Data entries:
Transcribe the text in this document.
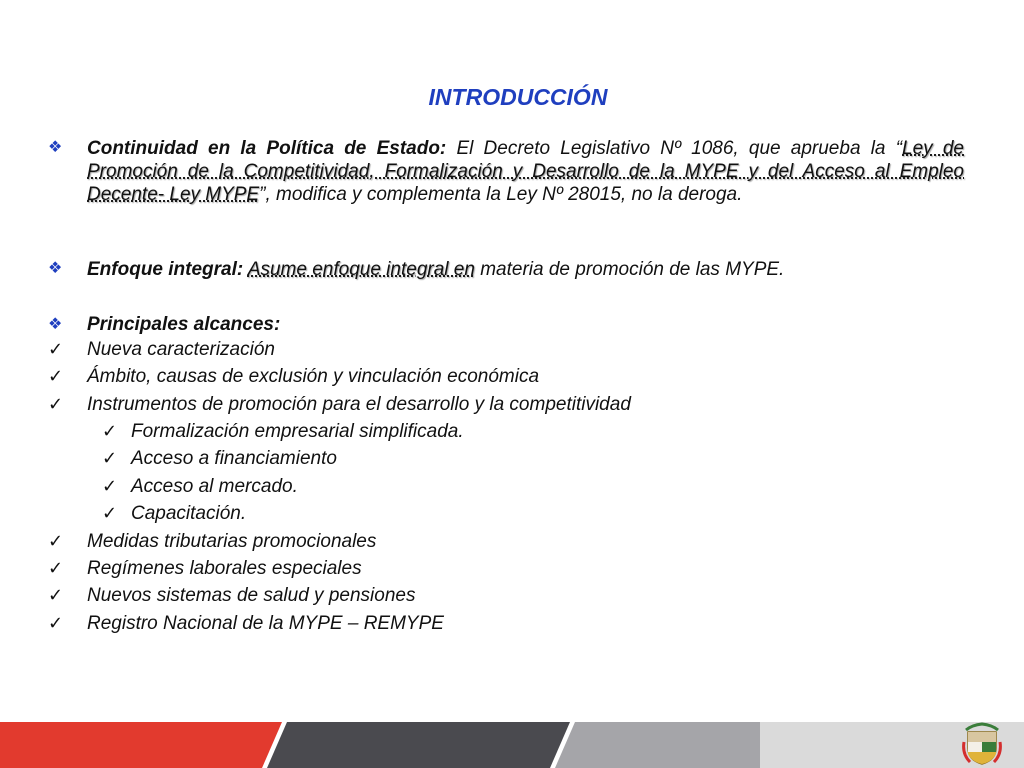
INTRODUCCIÓN
❖ Continuidad en la Política de Estado: El Decreto Legislativo Nº 1086, que aprueba la “Ley de Promoción de la Competitividad, Formalización y Desarrollo de la MYPE y del Acceso al Empleo Decente- Ley MYPE”, modifica y complementa la Ley Nº 28015, no la deroga.
❖ Enfoque integral: Asume enfoque integral en materia de promoción de las MYPE.
❖ Principales alcances:
✓ Nueva caracterización
✓ Ámbito, causas de exclusión y vinculación económica
✓ Instrumentos de promoción para el desarrollo y la competitividad
✓ Formalización empresarial simplificada.
✓ Acceso a financiamiento
✓ Acceso al mercado.
✓ Capacitación.
✓ Medidas tributarias promocionales
✓ Regímenes laborales especiales
✓ Nuevos sistemas de salud y pensiones
✓ Registro Nacional de la MYPE – REMYPE
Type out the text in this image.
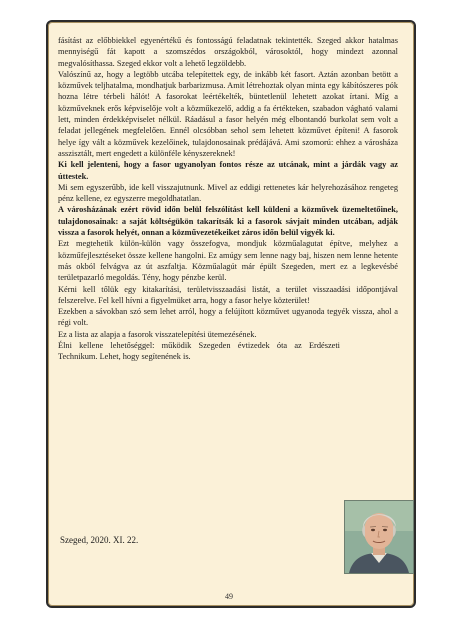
fásítást az előbbiekkel egyenértékű és fontosságú feladatnak tekintették. Szeged akkor hatalmas mennyiségű fát kapott a szomszédos országokból, városoktól, hogy mindezt azonnal megvalósíthassa. Szeged ekkor volt a lehető legzöldebb.

Valószínű az, hogy a legtöbb utcába telepítettek egy, de inkább két fasort. Aztán azonban betött a közművek teljhatalma, mondhatjuk barbarizmusa. Amit létrehoztak olyan minta egy kábítószeres pók hozna létre térbeli hálót! A fasorokat leértékelték, büntetlenül lehetett azokat írtani. Míg a közműveknek erős képviselője volt a közműkezelő, addig a fa értékteken, szabadon vágható valami lett, minden érdekképviselet nélkül. Ráadásul a fasor helyén még elbontandó burkolat sem volt a feladat jellegének megfelelően. Ennél olcsóbban sehol sem lehetett közművet építeni! A fasorok helye így vált a közművek kezelőinek, tulajdonosainak prédájává. Ami szomorú: ehhez a városháza asszisztált, mert engedett a különféle kényszereknek!

Ki kell jelenteni, hogy a fasor ugyanolyan fontos része az utcának, mint a járdák vagy az úttestek.

Mi sem egyszerűbb, ide kell visszajutnunk. Mivel az eddigi rettenetes kár helyrehozásához rengeteg pénz kellene, ez egyszerre megoldhatatlan.

A városházának ezért rövid időn belül felszólítást kell küldeni a közművek üzemeltetőinek, tulajdonosainak: a saját költségükön takarítsák ki a fasorok sávjait minden utcában, adják vissza a fasorok helyét, onnan a közművezetékeiket záros időn belül vigyék ki.

Ezt megtehetik külön-külön vagy összefogva, mondjuk közműalagutat építve, melyhez a közműfejlesztéseket össze kellene hangolni. Ez amúgy sem lenne nagy baj, hiszen nem lenne hetente más okból felvágva az út aszfaltja. Közműalagút már épült Szegeden, mert ez a legkevésbé területpazarló megoldás. Tény, hogy pénzbe kerül.

Kérni kell tőlük egy kitakarítási, területvisszaadási listát, a terület visszaadási időpontjával felszerelve. Fel kell hívni a figyelmüket arra, hogy a fasor helye közterület!

Ezekben a sávokban szó sem lehet arról, hogy a felújított közművet ugyanoda tegyék vissza, ahol a régi volt.

Ez a lista az alapja a fasorok visszatelepítési ütemezésének.

Élni kellene lehetőséggel: működik Szegeden évtizedek óta az Erdészeti Technikum. Lehet, hogy segítenének is.

Szeged, 2020. XI. 22.
49
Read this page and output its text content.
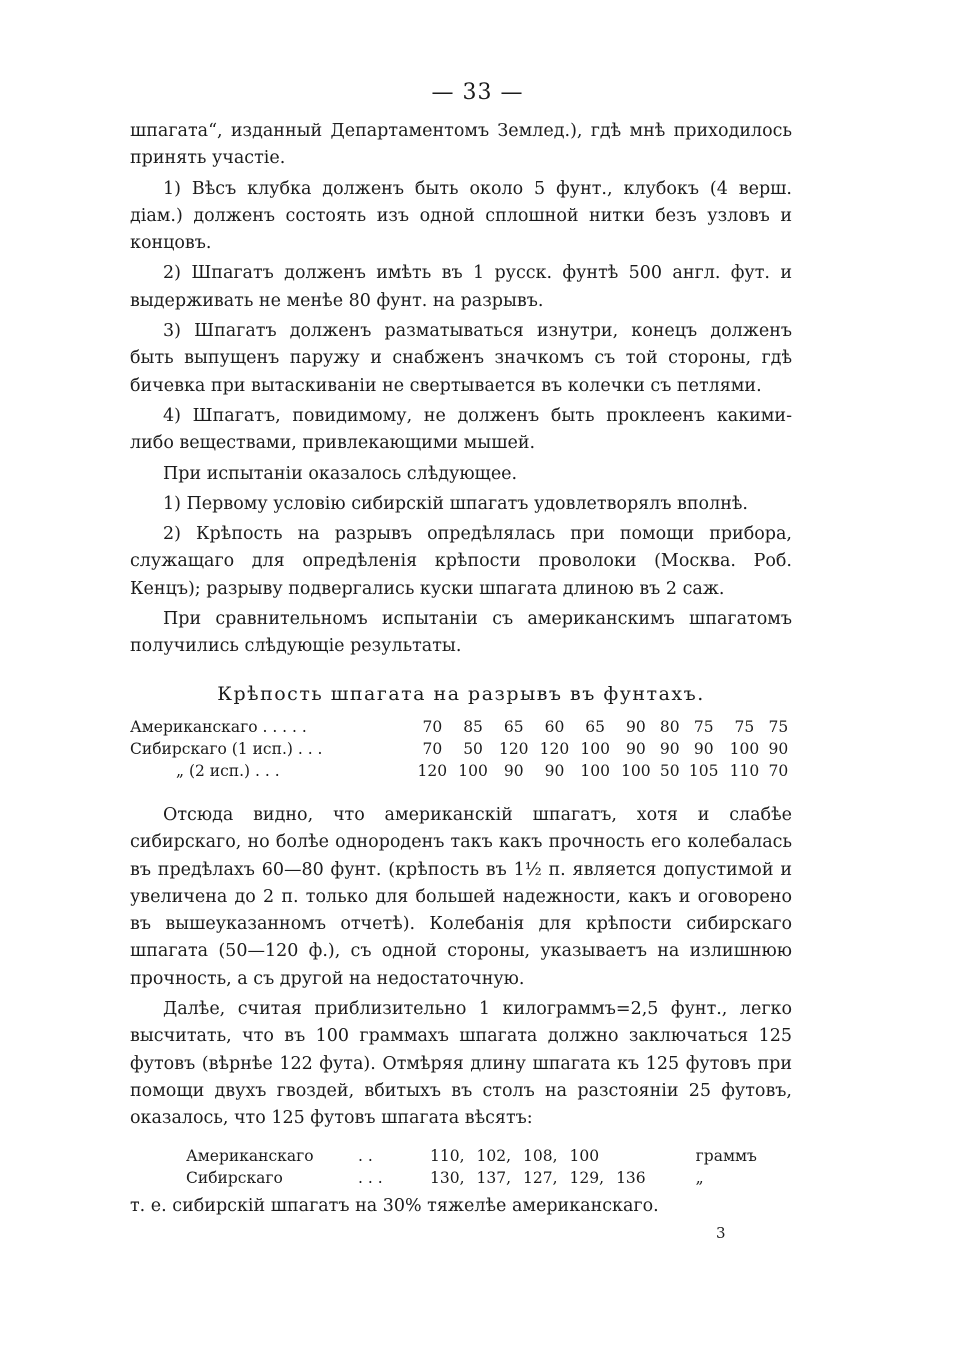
— 33 —

шпагата“, изданный Департаментомъ Землед.), гдѣ мнѣ приходилось принять участіе.

1) Вѣсъ клубка долженъ быть около 5 фунт., клубокъ (4 верш. діам.) долженъ состоять изъ одной сплошной нитки безъ узловъ и концовъ.

2) Шпагатъ долженъ имѣть въ 1 русск. фунтѣ 500 англ. фут. и выдерживать не менѣе 80 фунт. на разрывъ.

3) Шпагатъ долженъ разматываться изнутри, конецъ долженъ быть выпущенъ паружу и снабженъ значкомъ съ той стороны, гдѣ бичевка при вытаскиваніи не свертывается въ колечки съ петлями.

4) Шпагатъ, повидимому, не долженъ быть проклеенъ какими-либо веществами, привлекающими мышей.

При испытаніи оказалось слѣдующее.

1) Первому условію сибирскій шпагатъ удовлетворялъ вполнѣ.

2) Крѣпость на разрывъ опредѣлялась при помощи прибора, служащаго для опредѣленія крѣпости проволоки (Москва. Роб. Кенцъ); разрыву подвергались куски шпагата длиною въ 2 саж.

При сравнительномъ испытаніи съ американскимъ шпагатомъ получились слѣдующіе результаты.

Крѣпость шпагата на разрывъ въ фунтахъ.
Американскаго . . . . .	70	85	65	60	65	90	80	75	75	75
Сибирскаго (1 исп.) . . .	70	50	120	120	100	90	90	90	100	90
„ (2 исп.) . . .	120	100	90	90	100	100	50	105	110	70

Отсюда видно, что американскій шпагатъ, хотя и слабѣе сибирскаго, но болѣе однороденъ такъ какъ прочность его колебалась въ предѣлахъ 60—80 фунт. (крѣпость въ 1½ п. является допустимой и увеличена до 2 п. только для большей надежности, какъ и оговорено въ вышеуказанномъ отчетѣ). Колебанія для крѣпости сибирскаго шпагата (50—120 ф.), съ одной стороны, указываетъ на излишнюю прочность, а съ другой на недостаточную.

Далѣе, считая приблизительно 1 килограммъ=2,5 фунт., легко высчитать, что въ 100 граммахъ шпагата должно заключаться 125 футовъ (вѣрнѣе 122 фута). Отмѣряя длину шпагата къ 125 футовъ при помощи двухъ гвоздей, вбитыхъ въ столъ на разстояніи 25 футовъ, оказалось, что 125 футовъ шпагата вѣсятъ:

Американскаго	. .	110,	102,	108,	100		граммъ
Сибирскаго	. . .	130,	137,	127,	129,	136	„

т. е. сибирскій шпагатъ на 30% тяжелѣе американскаго.

3
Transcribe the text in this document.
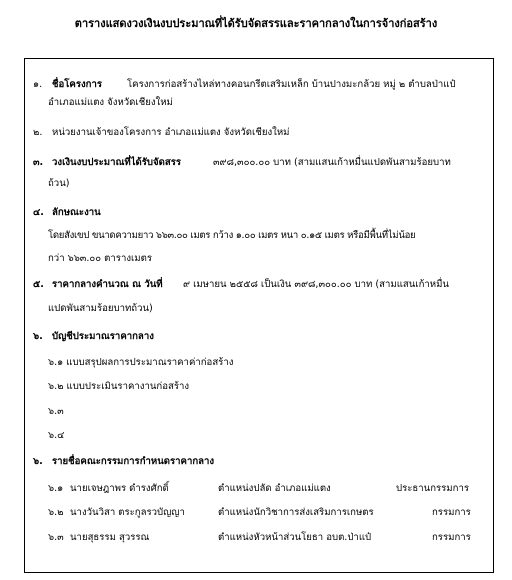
ตารางแสดงวงเงินงบประมาณที่ได้รับจัดสรรและราคากลางในการจ้างก่อสร้าง
๑. ชื่อโครงการ	โครงการก่อสร้างไหล่ทางคอนกรีตเสริมเหล็ก บ้านปางมะกล้วย หมู่ ๒ ตำบลป่าแป๋
อำเภอแม่แตง จังหวัดเชียงใหม่
๒. หน่วยงานเจ้าของโครงการ อำเภอแม่แตง จังหวัดเชียงใหม่
๓. วงเงินงบประมาณที่ได้รับจัดสรร	๓๙๘,๓๐๐.๐๐ บาท (สามแสนเก้าหมื่นแปดพันสามร้อยบาท
ถ้วน)
๔. ลักษณะงาน
โดยสังเขป ขนาดความยาว ๖๖๓.๐๐ เมตร กว้าง ๑.๐๐ เมตร หนา ๐.๑๕ เมตร หรือมีพื้นที่ไม่น้อย
กว่า ๖๖๓.๐๐ ตารางเมตร
๕. ราคากลางคำนวณ ณ วันที่ ๙ เมษายน ๒๕๕๘ เป็นเงิน ๓๙๘,๓๐๐.๐๐ บาท (สามแสนเก้าหมื่น
แปดพันสามร้อยบาทถ้วน)
๖. บัญชีประมาณราคากลาง
๖.๑ แบบสรุปผลการประมาณราคาค่าก่อสร้าง
๖.๒ แบบประเมินราคางานก่อสร้าง
๖.๓
๖.๔
๖. รายชื่อคณะกรรมการกำหนดราคากลาง
๖.๑ นายเจษฎาพร ดำรงศักดิ์	ตำแหน่งปลัด อำเภอแม่แตง	ประธานกรรมการ
๖.๒ นางวันวิสา ตระกูลรวบัญญา	ตำแหน่งนักวิชาการส่งเสริมการเกษตร	กรรมการ
๖.๓ นายสุธรรม สุวรรณ	ตำแหน่งหัวหน้าส่วนโยธา อบต.ป่าแป๋	กรรมการ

→ Written task: Reproduce the material above in full, exactly, with no images.

→ Response to the task:
Transcribe the text in this document.
INTRODUCCIÓN
❖ Continuidad en la Política de Estado: El Decreto Legislativo Nº 1086, que aprueba la “Ley de Promoción de la Competitividad, Formalización y Desarrollo de la MYPE y del Acceso al Empleo Decente- Ley MYPE”, modifica y complementa la Ley Nº 28015, no la deroga.
❖ Enfoque integral: Asume enfoque integral en materia de promoción de las MYPE.
❖ Principales alcances:
✓ Nueva caracterización
✓ Ámbito, causas de exclusión y vinculación económica
✓ Instrumentos de promoción para el desarrollo y la competitividad
✓ Formalización empresarial simplificada.
✓ Acceso a financiamiento
✓ Acceso al mercado.
✓ Capacitación.
✓ Medidas tributarias promocionales
✓ Regímenes laborales especiales
✓ Nuevos sistemas de salud y pensiones
✓ Registro Nacional de la MYPE – REMYPE
Type out the text in this image.
fásítást az előbbiekkel egyenértékű és fontosságú feladatnak tekintették. Szeged akkor hatalmas mennyiségű fát kapott a szomszédos országokból, városoktól, hogy mindezt azonnal megvalósíthassa. Szeged ekkor volt a lehető legzöldebb.

Valószínű az, hogy a legtöbb utcába telepítettek egy, de inkább két fasort. Aztán azonban betött a közművek teljhatalma, mondhatjuk barbarizmusa. Amit létrehoztak olyan minta egy kábítószeres pók hozna létre térbeli hálót! A fasorokat leértékelték, büntetlenül lehetett azokat írtani. Míg a közműveknek erős képviselője volt a közműkezelő, addig a fa értékteken, szabadon vágható valami lett, minden érdekképviselet nélkül. Ráadásul a fasor helyén még elbontandó burkolat sem volt a feladat jellegének megfelelően. Ennél olcsóbban sehol sem lehetett közművet építeni! A fasorok helye így vált a közművek kezelőinek, tulajdonosainak prédájává. Ami szomorú: ehhez a városháza asszisztált, mert engedett a különféle kényszereknek!

Ki kell jelenteni, hogy a fasor ugyanolyan fontos része az utcának, mint a járdák vagy az úttestek.

Mi sem egyszerűbb, ide kell visszajutnunk. Mivel az eddigi rettenetes kár helyrehozásához rengeteg pénz kellene, ez egyszerre megoldhatatlan.

A városházának ezért rövid időn belül felszólítást kell küldeni a közművek üzemeltetőinek, tulajdonosainak: a saját költségükön takarítsák ki a fasorok sávjait minden utcában, adják vissza a fasorok helyét, onnan a közművezetékeiket záros időn belül vigyék ki.

Ezt megtehetik külön-külön vagy összefogva, mondjuk közműalagutat építve, melyhez a közműfejlesztéseket össze kellene hangolni. Ez amúgy sem lenne nagy baj, hiszen nem lenne hetente más okból felvágva az út aszfaltja. Közműalagút már épült Szegeden, mert ez a legkevésbé területpazarló megoldás. Tény, hogy pénzbe kerül.

Kérni kell tőlük egy kitakarítási, területvisszaadási listát, a terület visszaadási időpontjával felszerelve. Fel kell hívni a figyelmüket arra, hogy a fasor helye közterület!

Ezekben a sávokban szó sem lehet arról, hogy a felújított közművet ugyanoda tegyék vissza, ahol a régi volt.

Ez a lista az alapja a fasorok visszatelepítési ütemezésének.

Élni kellene lehetőséggel: működik Szegeden évtizedek óta az Erdészeti Technikum. Lehet, hogy segítenének is.

Szeged, 2020. XI. 22.
49
Read this page and output its text content.
— 33 —

шпагата“, изданный Департаментомъ Землед.), гдѣ мнѣ приходилось принять участіе.

1) Вѣсъ клубка долженъ быть около 5 фунт., клубокъ (4 верш. діам.) долженъ состоять изъ одной сплошной нитки безъ узловъ и концовъ.

2) Шпагатъ долженъ имѣть въ 1 русск. фунтѣ 500 англ. фут. и выдерживать не менѣе 80 фунт. на разрывъ.

3) Шпагатъ долженъ разматываться изнутри, конецъ долженъ быть выпущенъ паружу и снабженъ значкомъ съ той стороны, гдѣ бичевка при вытаскиваніи не свертывается въ колечки съ петлями.

4) Шпагатъ, повидимому, не долженъ быть проклеенъ какими-либо веществами, привлекающими мышей.

При испытаніи оказалось слѣдующее.

1) Первому условію сибирскій шпагатъ удовлетворялъ вполнѣ.

2) Крѣпость на разрывъ опредѣлялась при помощи прибора, служащаго для опредѣленія крѣпости проволоки (Москва. Роб. Кенцъ); разрыву подвергались куски шпагата длиною въ 2 саж.

При сравнительномъ испытаніи съ американскимъ шпагатомъ получились слѣдующіе результаты.

Крѣпость шпагата на разрывъ въ фунтахъ.
Американскаго . . . . .	70	85	65	60	65	90	80	75	75	75
Сибирскаго (1 исп.) . . .	70	50	120	120	100	90	90	90	100	90
„ (2 исп.) . . .	120	100	90	90	100	100	50	105	110	70

Отсюда видно, что американскій шпагатъ, хотя и слабѣе сибирскаго, но болѣе однороденъ такъ какъ прочность его колебалась въ предѣлахъ 60—80 фунт. (крѣпость въ 1½ п. является допустимой и увеличена до 2 п. только для большей надежности, какъ и оговорено въ вышеуказанномъ отчетѣ). Колебанія для крѣпости сибирскаго шпагата (50—120 ф.), съ одной стороны, указываетъ на излишнюю прочность, а съ другой на недостаточную.

Далѣе, считая приблизительно 1 килограммъ=2,5 фунт., легко высчитать, что въ 100 граммахъ шпагата должно заключаться 125 футовъ (вѣрнѣе 122 фута). Отмѣряя длину шпагата къ 125 футовъ при помощи двухъ гвоздей, вбитыхъ въ столъ на разстояніи 25 футовъ, оказалось, что 125 футовъ шпагата вѣсятъ:

Американскаго	. .	110,	102,	108,	100		граммъ
Сибирскаго	. . .	130,	137,	127,	129,	136	„

т. е. сибирскій шпагатъ на 30% тяжелѣе американскаго.

3
Transcribe the text in this document.
ตารางแสดงวงเงินงบประมาณที่ได้รับจัดสรรและราคากลางในการจ้างก่อสร้าง
๑. ชื่อโครงการ	โครงการก่อสร้างไหล่ทางคอนกรีตเสริมเหล็ก บ้านปางมะกล้วย หมู่ ๒ ตำบลป่าแป๋
อำเภอแม่แตง จังหวัดเชียงใหม่
๒. หน่วยงานเจ้าของโครงการ อำเภอแม่แตง จังหวัดเชียงใหม่
๓. วงเงินงบประมาณที่ได้รับจัดสรร	๓๙๘,๓๐๐.๐๐ บาท (สามแสนเก้าหมื่นแปดพันสามร้อยบาท
ถ้วน)
๔. ลักษณะงาน
โดยสังเขป ขนาดความยาว ๖๖๓.๐๐ เมตร กว้าง ๑.๐๐ เมตร หนา ๐.๑๕ เมตร หรือมีพื้นที่ไม่น้อย
กว่า ๖๖๓.๐๐ ตารางเมตร
๕. ราคากลางคำนวณ ณ วันที่ ๙ เมษายน ๒๕๕๘ เป็นเงิน ๓๙๘,๓๐๐.๐๐ บาท (สามแสนเก้าหมื่น
แปดพันสามร้อยบาทถ้วน)
๖. บัญชีประมาณราคากลาง
๖.๑ แบบสรุปผลการประมาณราคาค่าก่อสร้าง
๖.๒ แบบประเมินราคางานก่อสร้าง
๖.๓
๖.๔
๖. รายชื่อคณะกรรมการกำหนดราคากลาง
๖.๑ นายเจษฎาพร ดำรงศักดิ์	ตำแหน่งปลัด อำเภอแม่แตง	ประธานกรรมการ
๖.๒ นางวันวิสา ตระกูลรวบัญญา	ตำแหน่งนักวิชาการส่งเสริมการเกษตร	กรรมการ
๖.๓ นายสุธรรม สุวรรณ	ตำแหน่งหัวหน้าส่วนโยธา อบต.ป่าแป๋	กรรมการ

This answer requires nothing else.